>> start Provided data
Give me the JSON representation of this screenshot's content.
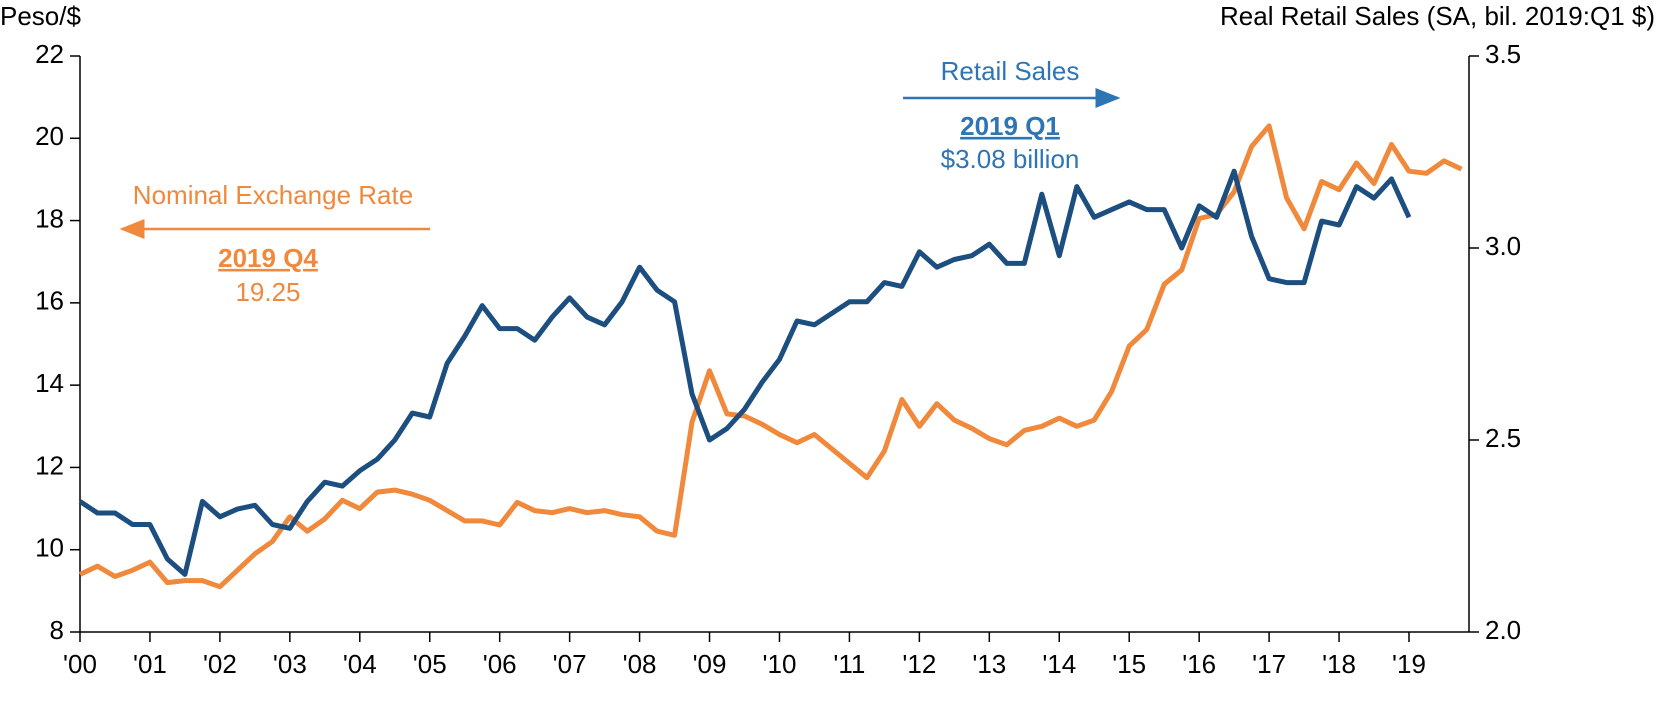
{
  "chart_data": {
    "type": "line",
    "ylabel": "Peso/$",
    "y2label": "Real Retail Sales (SA, bil. 2019:Q1 $)",
    "categories": [
      "'00",
      null,
      null,
      null,
      "'01",
      null,
      null,
      null,
      "'02",
      null,
      null,
      null,
      "'03",
      null,
      null,
      null,
      "'04",
      null,
      null,
      null,
      "'05",
      null,
      null,
      null,
      "'06",
      null,
      null,
      null,
      "'07",
      null,
      null,
      null,
      "'08",
      null,
      null,
      null,
      "'09",
      null,
      null,
      null,
      "'10",
      null,
      null,
      null,
      "'11",
      null,
      null,
      null,
      "'12",
      null,
      null,
      null,
      "'13",
      null,
      null,
      null,
      "'14",
      null,
      null,
      null,
      "'15",
      null,
      null,
      null,
      "'16",
      null,
      null,
      null,
      "'17",
      null,
      null,
      null,
      "'18",
      null,
      null,
      null,
      "'19",
      null,
      null,
      null
    ],
    "series": [
      {
        "name": "Nominal Exchange Rate",
        "color": "#f0893b",
        "axis": "y",
        "values": [
          9.4,
          9.6,
          9.35,
          9.5,
          9.7,
          9.2,
          9.25,
          9.25,
          9.1,
          9.5,
          9.9,
          10.2,
          10.8,
          10.45,
          10.75,
          11.2,
          11.0,
          11.4,
          11.45,
          11.35,
          11.2,
          10.95,
          10.7,
          10.7,
          10.6,
          11.15,
          10.95,
          10.9,
          11.0,
          10.9,
          10.95,
          10.85,
          10.8,
          10.45,
          10.35,
          13.1,
          14.35,
          13.3,
          13.25,
          13.05,
          12.8,
          12.6,
          12.8,
          12.45,
          12.1,
          11.75,
          12.4,
          13.65,
          13.0,
          13.55,
          13.15,
          12.95,
          12.7,
          12.55,
          12.9,
          13.0,
          13.2,
          13.0,
          13.15,
          13.85,
          14.95,
          15.35,
          16.45,
          16.8,
          18.05,
          18.15,
          18.7,
          19.8,
          20.3,
          18.55,
          17.8,
          18.95,
          18.75,
          19.4,
          18.9,
          19.85,
          19.2,
          19.15,
          19.45,
          19.25
        ]
      },
      {
        "name": "Retail Sales",
        "color": "#1c4e80",
        "axis": "y2",
        "values": [
          2.34,
          2.31,
          2.31,
          2.28,
          2.28,
          2.19,
          2.15,
          2.34,
          2.3,
          2.32,
          2.33,
          2.28,
          2.27,
          2.34,
          2.39,
          2.38,
          2.42,
          2.45,
          2.5,
          2.57,
          2.56,
          2.7,
          2.77,
          2.85,
          2.79,
          2.79,
          2.76,
          2.82,
          2.87,
          2.82,
          2.8,
          2.86,
          2.95,
          2.89,
          2.86,
          2.62,
          2.5,
          2.53,
          2.58,
          2.65,
          2.71,
          2.81,
          2.8,
          2.83,
          2.86,
          2.86,
          2.91,
          2.9,
          2.99,
          2.95,
          2.97,
          2.98,
          3.01,
          2.96,
          2.96,
          3.14,
          2.98,
          3.16,
          3.08,
          3.1,
          3.12,
          3.1,
          3.1,
          3.0,
          3.11,
          3.08,
          3.2,
          3.03,
          2.92,
          2.91,
          2.91,
          3.07,
          3.06,
          3.16,
          3.13,
          3.18,
          3.08,
          null,
          null,
          null
        ]
      }
    ],
    "ylim": [
      8,
      22
    ],
    "yticks": [
      8,
      10,
      12,
      14,
      16,
      18,
      20,
      22
    ],
    "y2lim": [
      2.0,
      3.5
    ],
    "y2ticks": [
      {
        "value": 2.0,
        "label": "2.0"
      },
      2.5,
      {
        "value": 3.0,
        "label": "3.0"
      },
      3.5
    ],
    "grid": false,
    "annotations": [
      "2019 Q1",
      "$3.08 billion",
      "2019 Q4",
      "19.25"
    ]
  }
}
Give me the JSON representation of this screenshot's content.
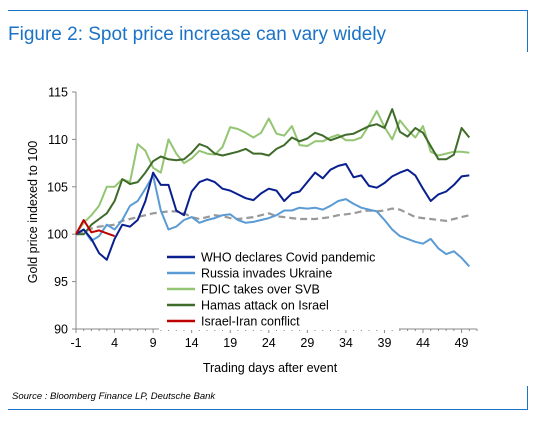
>> end Provided data
Copy each line of the listing that contains the string "Sales".

» **The result**:
    "y2label": "Real Retail Sales (SA, bil. 2019:Q1 $)",
        "name": "Retail Sales",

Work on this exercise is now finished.